BEGIN SOURCE EXTRACT

It could have been more concise but at least it was all together in one post and you didn't have to work to piece it together.


----------



## Luke (Dec 7, 2008)

My problem with CJ's post is that the majority of it were things we already know. Everybody knows Wilt averaged 50 a game for a season. Everybody knows about his 48.5 minute season. It's just kind of common knowladge. I'm open to hearing arguments as to why Wilt is better than Russell, (though I personally wouldn't say he had a better career) but I'm going to need a little more than his volleyball achievements to sway me.


----------



## Dee-Zy (Jan 12, 2006)

What I liked was that it was all in one place.

But Wilt stronger than Shaq!? Really!? I can't see that being true. Wilt looks like a stick next to Shaq.

Can anybody who have seen both of them play confirm this!?


----------



## PauloCatarino (May 31, 2003)

END SOURCE EXTRACT
BEGIN DATASET CONTENT

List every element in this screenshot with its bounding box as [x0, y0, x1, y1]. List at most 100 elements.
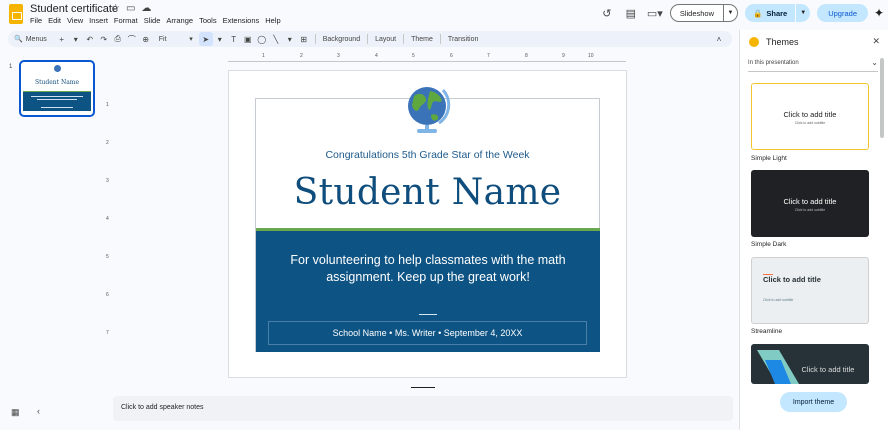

END DATASET CONTENT

* WHAT IS ASKED *
a) Indicate whether each statement agrees with the forum thread about Wilt, answering yes or no and quoting the deciding words: (i) Luke states that everybody knows Wilt averaged 50 a game for a season; (ii) Dee-Zy accepts that Wilt was stronger than Shaq; (iii) Luke would personally say that Wilt had a better career than Russell.
b) Resume the forum thread about Wilt from the point at which it stops.
The data above come from a separate source and are unrelated to the forum thread about Wilt.

* PER-TASK OUTPUTS *
a)
(i) Yes: "Everybody knows Wilt averaged 50 a game for a season."
(ii) No: "I can't see that being true."
(iii) No: "I personally wouldn't say he had a better career"

b)
VanillaPrice said:


> My problem with CJ's post is that the majority of it were things we already know. Everybody knows Wilt averaged 50 a game for a season. Everybody knows about his 48.5 minute season. It's just kind of common knowladge. *I'm open to hearing arguments as to why Wilt is better than Russell,* (though I personally wouldn't say he had a better career) but I'm going to need a little more than his volleyball achievements to sway me.


If you are talking about inadividual greatness (and not team winnings), then you got it all wrong, young grasshopper. Absolutelu no one ranks Russell over Wilt considering pure individual play. No one.

Russell won more (much, MUCH more), yes. But that's it. 
Wilt was, by far, the superior player, individually considered.

In facto, i would loooove to hear you propo Russell over Wilt in that regard...


----------



## e-monk (Sep 10, 2010)

Dee-Zy said:


> What I liked was that it was all in one place.
> 
> But Wilt stronger than Shaq!? Really!? I can't see that being true. Wilt looks like a stick next to Shaq.
> 
> Can anybody who have seen both of them play confirm this!?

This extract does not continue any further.